> _Given problem_
Review the material line by line. Identify and copy every line that contains the string "أخرجه".

>> Start Extracted information

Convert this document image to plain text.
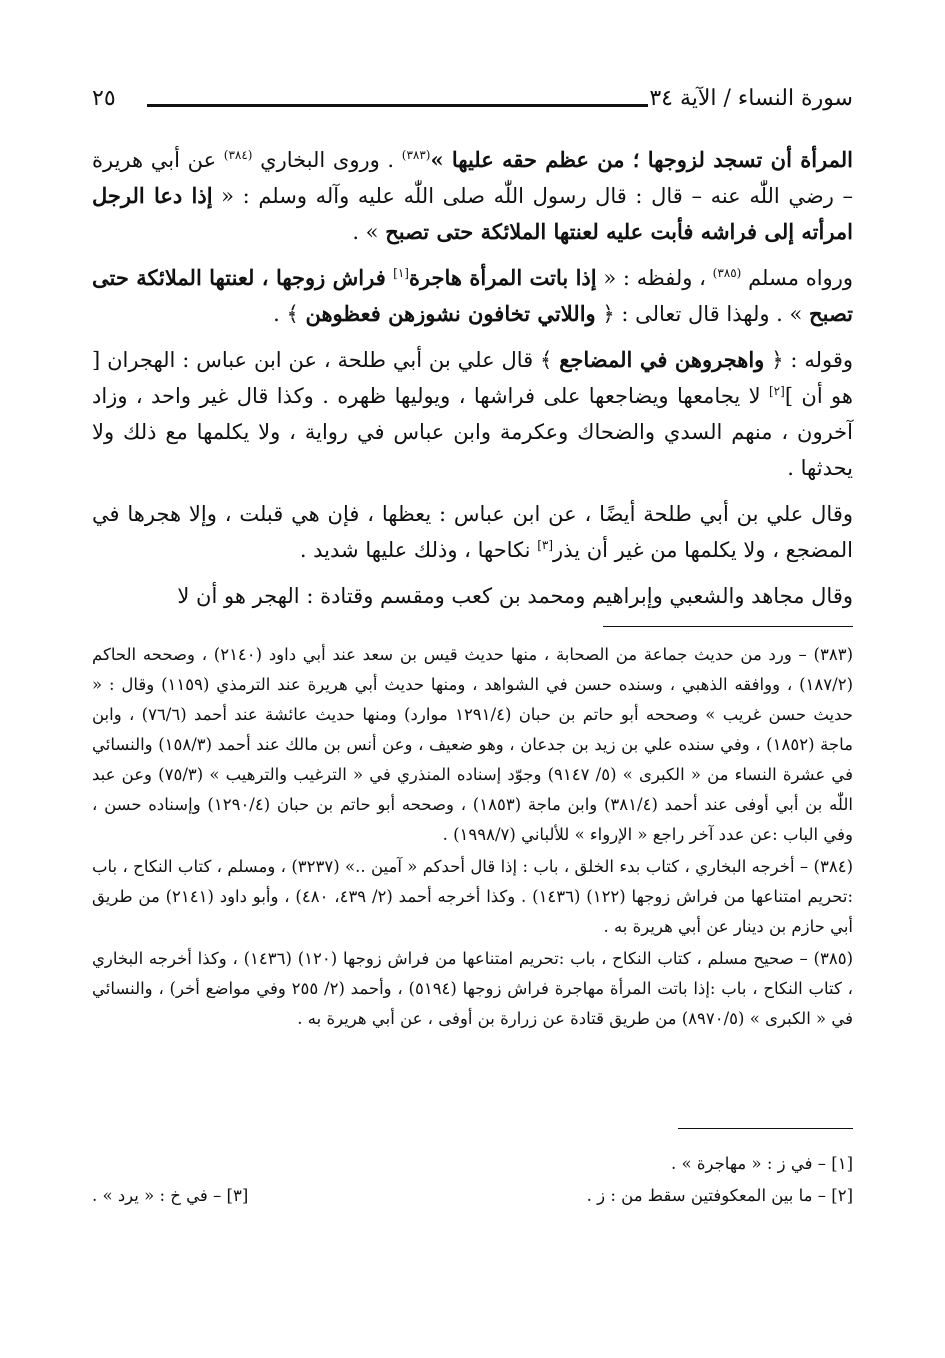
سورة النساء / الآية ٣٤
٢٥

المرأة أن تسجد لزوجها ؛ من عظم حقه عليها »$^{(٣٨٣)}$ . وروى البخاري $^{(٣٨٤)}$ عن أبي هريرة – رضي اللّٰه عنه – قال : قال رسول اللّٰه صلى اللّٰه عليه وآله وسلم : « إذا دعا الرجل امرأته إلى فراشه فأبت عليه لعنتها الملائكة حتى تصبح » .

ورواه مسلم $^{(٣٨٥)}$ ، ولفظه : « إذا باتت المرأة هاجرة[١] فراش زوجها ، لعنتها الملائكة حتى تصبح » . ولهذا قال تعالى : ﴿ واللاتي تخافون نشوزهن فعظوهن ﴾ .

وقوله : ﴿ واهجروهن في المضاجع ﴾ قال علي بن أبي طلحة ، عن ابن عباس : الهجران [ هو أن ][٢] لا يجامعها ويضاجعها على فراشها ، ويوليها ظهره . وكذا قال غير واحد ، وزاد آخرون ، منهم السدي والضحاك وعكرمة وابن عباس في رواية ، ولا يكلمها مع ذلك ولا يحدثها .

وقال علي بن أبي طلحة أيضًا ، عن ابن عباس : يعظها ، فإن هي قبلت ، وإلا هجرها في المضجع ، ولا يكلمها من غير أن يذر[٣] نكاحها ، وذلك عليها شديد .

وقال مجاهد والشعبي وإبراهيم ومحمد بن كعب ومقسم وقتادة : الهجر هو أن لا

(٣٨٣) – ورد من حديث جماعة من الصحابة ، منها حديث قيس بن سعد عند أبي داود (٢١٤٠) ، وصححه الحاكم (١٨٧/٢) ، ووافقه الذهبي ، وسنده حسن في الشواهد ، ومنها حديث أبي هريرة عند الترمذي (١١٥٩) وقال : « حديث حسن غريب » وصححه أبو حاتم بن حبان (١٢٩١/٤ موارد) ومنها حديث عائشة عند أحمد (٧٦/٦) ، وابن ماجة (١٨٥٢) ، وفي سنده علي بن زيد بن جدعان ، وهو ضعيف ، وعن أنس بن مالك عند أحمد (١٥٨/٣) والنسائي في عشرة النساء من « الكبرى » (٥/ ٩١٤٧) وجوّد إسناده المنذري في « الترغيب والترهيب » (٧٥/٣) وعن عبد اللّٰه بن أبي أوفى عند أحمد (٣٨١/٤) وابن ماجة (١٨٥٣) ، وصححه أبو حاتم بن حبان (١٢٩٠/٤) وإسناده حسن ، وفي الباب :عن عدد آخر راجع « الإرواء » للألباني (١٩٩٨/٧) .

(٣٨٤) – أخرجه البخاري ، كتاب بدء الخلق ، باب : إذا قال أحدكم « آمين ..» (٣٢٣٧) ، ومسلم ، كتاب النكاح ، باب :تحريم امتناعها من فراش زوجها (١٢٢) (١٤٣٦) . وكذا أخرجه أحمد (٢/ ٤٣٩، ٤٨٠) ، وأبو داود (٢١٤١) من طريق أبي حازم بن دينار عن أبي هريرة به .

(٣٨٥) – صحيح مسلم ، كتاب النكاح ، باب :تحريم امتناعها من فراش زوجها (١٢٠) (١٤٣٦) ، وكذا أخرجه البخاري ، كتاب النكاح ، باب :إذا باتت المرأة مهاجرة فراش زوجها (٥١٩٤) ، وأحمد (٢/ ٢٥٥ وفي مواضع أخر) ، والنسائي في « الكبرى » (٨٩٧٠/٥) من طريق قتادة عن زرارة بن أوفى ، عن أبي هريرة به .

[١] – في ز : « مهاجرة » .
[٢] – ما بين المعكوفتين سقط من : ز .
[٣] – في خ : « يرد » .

>> End Extracted information

> _Complete response_
(٣٨٤) – أخرجه البخاري ، كتاب بدء الخلق ، باب : إذا قال أحدكم « آمين ..» (٣٢٣٧) ، ومسلم ، كتاب النكاح ، باب :تحريم امتناعها من فراش زوجها (١٢٢) (١٤٣٦) . وكذا أخرجه أحمد (٢/ ٤٣٩، ٤٨٠) ، وأبو داود (٢١٤١) من طريق أبي حازم بن دينار عن أبي هريرة به .
(٣٨٥) – صحيح مسلم ، كتاب النكاح ، باب :تحريم امتناعها من فراش زوجها (١٢٠) (١٤٣٦) ، وكذا أخرجه البخاري ، كتاب النكاح ، باب :إذا باتت المرأة مهاجرة فراش زوجها (٥١٩٤) ، وأحمد (٢/ ٢٥٥ وفي مواضع أخر) ، والنسائي في « الكبرى » (٨٩٧٠/٥) من طريق قتادة عن زرارة بن أوفى ، عن أبي هريرة به .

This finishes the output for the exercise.